◆ Job
State the number of lines, and only that number, in which the word "общественной" appears.

+++++

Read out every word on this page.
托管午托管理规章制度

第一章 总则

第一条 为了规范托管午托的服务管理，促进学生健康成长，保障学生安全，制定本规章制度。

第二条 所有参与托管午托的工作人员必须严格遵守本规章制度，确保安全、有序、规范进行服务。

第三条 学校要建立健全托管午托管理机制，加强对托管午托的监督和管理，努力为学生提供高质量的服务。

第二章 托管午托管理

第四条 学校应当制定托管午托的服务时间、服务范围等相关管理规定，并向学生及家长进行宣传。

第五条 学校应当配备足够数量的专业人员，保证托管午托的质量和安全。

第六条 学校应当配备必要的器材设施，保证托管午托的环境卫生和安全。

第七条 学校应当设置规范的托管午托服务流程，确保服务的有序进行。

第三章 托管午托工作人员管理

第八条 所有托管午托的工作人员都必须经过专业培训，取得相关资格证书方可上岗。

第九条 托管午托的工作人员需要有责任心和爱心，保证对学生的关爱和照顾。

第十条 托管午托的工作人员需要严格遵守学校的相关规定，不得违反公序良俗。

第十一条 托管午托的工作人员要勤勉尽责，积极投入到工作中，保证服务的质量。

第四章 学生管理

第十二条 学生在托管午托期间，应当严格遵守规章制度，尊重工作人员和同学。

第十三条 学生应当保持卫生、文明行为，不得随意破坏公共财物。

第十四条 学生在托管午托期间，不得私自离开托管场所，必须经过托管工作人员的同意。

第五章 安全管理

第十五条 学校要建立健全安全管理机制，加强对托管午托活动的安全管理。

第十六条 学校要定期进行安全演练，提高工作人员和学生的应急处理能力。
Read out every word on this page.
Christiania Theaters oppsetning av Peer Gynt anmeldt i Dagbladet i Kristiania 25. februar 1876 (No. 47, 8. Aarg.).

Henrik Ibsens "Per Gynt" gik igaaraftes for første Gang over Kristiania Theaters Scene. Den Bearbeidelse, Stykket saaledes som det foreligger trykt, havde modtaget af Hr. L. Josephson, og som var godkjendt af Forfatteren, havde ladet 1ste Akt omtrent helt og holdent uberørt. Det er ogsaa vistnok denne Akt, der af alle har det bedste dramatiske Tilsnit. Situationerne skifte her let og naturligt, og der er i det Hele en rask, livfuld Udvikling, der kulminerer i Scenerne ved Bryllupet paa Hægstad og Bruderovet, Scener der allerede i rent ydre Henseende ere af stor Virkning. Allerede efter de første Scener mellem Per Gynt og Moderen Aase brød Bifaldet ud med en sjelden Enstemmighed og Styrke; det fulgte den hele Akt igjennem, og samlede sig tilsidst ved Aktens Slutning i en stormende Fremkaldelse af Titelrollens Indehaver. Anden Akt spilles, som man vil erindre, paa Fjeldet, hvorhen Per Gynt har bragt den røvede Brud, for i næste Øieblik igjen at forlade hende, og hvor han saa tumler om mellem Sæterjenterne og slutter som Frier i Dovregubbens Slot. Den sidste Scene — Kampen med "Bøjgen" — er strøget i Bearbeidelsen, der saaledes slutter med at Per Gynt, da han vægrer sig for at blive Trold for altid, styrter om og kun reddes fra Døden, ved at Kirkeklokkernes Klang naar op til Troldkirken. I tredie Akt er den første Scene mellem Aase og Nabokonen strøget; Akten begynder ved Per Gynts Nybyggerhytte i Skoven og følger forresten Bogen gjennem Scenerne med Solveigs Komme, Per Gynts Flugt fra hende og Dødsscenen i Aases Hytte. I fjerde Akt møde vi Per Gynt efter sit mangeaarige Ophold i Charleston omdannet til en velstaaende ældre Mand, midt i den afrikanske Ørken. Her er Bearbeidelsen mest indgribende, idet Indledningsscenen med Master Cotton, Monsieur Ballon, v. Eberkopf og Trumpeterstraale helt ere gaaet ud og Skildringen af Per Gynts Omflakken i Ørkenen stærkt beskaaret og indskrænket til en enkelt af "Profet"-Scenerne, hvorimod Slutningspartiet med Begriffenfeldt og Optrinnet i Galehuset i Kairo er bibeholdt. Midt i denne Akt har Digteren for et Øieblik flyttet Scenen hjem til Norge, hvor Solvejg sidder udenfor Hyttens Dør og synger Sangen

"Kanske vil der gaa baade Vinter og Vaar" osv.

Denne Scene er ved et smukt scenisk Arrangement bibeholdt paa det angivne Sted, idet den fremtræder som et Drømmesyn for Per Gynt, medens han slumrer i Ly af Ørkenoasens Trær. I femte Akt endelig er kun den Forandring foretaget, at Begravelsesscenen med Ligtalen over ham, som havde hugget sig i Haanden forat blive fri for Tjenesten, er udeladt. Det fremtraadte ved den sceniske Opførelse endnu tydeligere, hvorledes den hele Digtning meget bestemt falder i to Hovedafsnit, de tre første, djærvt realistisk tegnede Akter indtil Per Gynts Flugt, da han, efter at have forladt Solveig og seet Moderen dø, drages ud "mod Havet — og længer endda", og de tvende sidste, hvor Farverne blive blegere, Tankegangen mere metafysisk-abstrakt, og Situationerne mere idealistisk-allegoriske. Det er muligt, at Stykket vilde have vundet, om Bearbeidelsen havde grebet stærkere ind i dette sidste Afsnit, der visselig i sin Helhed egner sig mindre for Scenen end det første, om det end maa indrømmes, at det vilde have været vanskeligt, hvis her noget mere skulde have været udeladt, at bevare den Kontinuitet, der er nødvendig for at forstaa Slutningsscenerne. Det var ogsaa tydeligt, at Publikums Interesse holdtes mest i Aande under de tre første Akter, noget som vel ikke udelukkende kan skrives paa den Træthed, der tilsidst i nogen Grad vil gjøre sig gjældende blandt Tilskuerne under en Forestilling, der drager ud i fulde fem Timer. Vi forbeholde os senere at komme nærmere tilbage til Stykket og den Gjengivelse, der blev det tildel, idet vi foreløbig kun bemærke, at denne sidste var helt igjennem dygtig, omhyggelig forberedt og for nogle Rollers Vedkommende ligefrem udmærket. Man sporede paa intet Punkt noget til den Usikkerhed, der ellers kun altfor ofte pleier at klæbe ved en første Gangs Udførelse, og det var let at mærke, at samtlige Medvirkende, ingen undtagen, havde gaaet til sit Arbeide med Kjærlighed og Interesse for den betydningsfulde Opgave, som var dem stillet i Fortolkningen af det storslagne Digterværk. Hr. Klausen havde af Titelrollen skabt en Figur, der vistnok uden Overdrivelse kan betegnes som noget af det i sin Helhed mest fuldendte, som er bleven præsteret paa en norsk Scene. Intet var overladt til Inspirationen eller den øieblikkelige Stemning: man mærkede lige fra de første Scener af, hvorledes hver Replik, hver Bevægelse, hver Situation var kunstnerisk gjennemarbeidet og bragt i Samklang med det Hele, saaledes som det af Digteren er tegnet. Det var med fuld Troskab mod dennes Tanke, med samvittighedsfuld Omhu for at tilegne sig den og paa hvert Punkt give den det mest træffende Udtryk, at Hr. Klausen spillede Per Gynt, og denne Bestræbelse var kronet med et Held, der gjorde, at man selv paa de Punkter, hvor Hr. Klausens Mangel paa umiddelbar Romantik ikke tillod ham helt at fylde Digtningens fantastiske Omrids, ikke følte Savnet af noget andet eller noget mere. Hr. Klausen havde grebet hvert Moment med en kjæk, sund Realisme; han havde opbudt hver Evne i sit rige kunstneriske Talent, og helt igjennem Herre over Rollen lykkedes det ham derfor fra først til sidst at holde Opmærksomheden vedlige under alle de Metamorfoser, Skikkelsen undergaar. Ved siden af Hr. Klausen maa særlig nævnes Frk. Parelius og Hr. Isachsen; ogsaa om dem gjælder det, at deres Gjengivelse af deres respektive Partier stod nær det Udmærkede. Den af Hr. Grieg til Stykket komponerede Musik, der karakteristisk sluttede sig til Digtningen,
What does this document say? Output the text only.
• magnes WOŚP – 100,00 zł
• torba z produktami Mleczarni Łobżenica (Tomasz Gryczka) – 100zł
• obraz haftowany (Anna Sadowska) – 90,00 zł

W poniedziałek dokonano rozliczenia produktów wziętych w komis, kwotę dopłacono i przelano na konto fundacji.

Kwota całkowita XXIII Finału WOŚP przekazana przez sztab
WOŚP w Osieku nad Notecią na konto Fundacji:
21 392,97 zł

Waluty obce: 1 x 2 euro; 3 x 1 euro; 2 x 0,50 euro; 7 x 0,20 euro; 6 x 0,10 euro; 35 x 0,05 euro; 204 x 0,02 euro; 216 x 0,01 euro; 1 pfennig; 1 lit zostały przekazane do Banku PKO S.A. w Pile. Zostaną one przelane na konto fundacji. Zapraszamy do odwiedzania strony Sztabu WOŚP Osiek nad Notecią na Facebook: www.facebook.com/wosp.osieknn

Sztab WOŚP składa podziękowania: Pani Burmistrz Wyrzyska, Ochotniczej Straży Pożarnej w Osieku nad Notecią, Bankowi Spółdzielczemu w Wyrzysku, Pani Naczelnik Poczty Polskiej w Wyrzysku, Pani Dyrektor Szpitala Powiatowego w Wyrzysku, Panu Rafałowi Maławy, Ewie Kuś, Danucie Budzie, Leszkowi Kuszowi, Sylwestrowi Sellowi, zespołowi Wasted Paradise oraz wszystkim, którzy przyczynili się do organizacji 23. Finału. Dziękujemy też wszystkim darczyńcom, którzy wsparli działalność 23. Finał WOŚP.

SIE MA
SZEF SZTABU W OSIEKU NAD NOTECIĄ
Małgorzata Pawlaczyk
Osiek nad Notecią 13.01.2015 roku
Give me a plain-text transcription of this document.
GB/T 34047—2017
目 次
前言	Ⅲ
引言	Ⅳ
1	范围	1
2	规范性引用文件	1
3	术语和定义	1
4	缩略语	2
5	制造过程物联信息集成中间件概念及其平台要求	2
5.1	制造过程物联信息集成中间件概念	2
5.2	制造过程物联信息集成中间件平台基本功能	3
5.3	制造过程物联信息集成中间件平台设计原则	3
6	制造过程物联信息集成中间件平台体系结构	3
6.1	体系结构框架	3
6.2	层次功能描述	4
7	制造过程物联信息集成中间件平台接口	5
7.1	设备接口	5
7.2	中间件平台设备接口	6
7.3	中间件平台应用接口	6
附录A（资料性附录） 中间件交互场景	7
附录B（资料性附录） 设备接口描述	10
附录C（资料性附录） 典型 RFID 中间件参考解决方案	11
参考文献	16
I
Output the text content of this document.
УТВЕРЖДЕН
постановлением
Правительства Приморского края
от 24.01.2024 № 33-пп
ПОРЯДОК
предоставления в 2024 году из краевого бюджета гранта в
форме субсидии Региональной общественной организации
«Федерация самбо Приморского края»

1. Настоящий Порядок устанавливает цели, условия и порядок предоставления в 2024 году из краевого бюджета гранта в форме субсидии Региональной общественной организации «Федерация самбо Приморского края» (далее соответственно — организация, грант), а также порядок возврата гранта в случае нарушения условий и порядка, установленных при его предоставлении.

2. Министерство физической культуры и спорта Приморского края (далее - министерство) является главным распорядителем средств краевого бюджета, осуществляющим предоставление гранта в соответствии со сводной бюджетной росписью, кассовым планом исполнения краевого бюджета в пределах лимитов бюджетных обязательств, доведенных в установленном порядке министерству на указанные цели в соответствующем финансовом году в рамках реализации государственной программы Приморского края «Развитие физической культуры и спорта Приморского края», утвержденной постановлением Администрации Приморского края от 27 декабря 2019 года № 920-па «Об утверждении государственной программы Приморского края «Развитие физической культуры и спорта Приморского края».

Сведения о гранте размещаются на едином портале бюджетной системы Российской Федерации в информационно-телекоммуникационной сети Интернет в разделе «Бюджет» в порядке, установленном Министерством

+++++

◆ Answer below
2